MATERIAL TO PROCESS:
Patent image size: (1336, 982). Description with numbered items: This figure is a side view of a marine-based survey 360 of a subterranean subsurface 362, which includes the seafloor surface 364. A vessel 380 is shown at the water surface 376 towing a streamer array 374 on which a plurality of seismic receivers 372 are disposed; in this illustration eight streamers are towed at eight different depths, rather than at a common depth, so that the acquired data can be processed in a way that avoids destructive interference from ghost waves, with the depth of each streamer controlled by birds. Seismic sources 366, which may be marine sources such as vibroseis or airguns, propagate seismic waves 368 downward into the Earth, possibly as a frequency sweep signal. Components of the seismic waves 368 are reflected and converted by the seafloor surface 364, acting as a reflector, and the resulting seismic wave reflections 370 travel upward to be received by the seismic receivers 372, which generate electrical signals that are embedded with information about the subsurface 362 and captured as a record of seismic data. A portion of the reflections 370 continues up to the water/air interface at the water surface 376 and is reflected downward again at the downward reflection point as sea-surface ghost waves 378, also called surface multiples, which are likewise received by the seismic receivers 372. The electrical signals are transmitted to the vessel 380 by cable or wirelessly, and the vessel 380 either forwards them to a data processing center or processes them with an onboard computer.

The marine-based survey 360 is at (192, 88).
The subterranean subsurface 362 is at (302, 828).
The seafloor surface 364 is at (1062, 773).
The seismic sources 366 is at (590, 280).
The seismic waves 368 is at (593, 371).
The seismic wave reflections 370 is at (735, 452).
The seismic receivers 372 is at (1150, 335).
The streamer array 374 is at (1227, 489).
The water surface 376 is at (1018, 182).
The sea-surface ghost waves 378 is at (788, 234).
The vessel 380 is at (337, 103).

TASK REQUIREMENTS: Copy out every row above word for word.

SOLUTION TO THE EXERCISE:
Patent image size: (1336, 982). Description with numbered items: This figure is a side view of a marine-based survey 360 of a subterranean subsurface 362, which includes the seafloor surface 364. A vessel 380 is shown at the water surface 376 towing a streamer array 374 on which a plurality of seismic receivers 372 are disposed; in this illustration eight streamers are towed at eight different depths, rather than at a common depth, so that the acquired data can be processed in a way that avoids destructive interference from ghost waves, with the depth of each streamer controlled by birds. Seismic sources 366, which may be marine sources such as vibroseis or airguns, propagate seismic waves 368 downward into the Earth, possibly as a frequency sweep signal. Components of the seismic waves 368 are reflected and converted by the seafloor surface 364, acting as a reflector, and the resulting seismic wave reflections 370 travel upward to be received by the seismic receivers 372, which generate electrical signals that are embedded with information about the subsurface 362 and captured as a record of seismic data. A portion of the reflections 370 continues up to the water/air interface at the water surface 376 and is reflected downward again at the downward reflection point as sea-surface ghost waves 378, also called surface multiples, which are likewise received by the seismic receivers 372. The electrical signals are transmitted to the vessel 380 by cable or wirelessly, and the vessel 380 either forwards them to a data processing center or processes them with an onboard computer.

The marine-based survey 360 is at (192, 88).
The subterranean subsurface 362 is at (302, 828).
The seafloor surface 364 is at (1062, 773).
The seismic sources 366 is at (590, 280).
The seismic waves 368 is at (593, 371).
The seismic wave reflections 370 is at (735, 452).
The seismic receivers 372 is at (1150, 335).
The streamer array 374 is at (1227, 489).
The water surface 376 is at (1018, 182).
The sea-surface ghost waves 378 is at (788, 234).
The vessel 380 is at (337, 103).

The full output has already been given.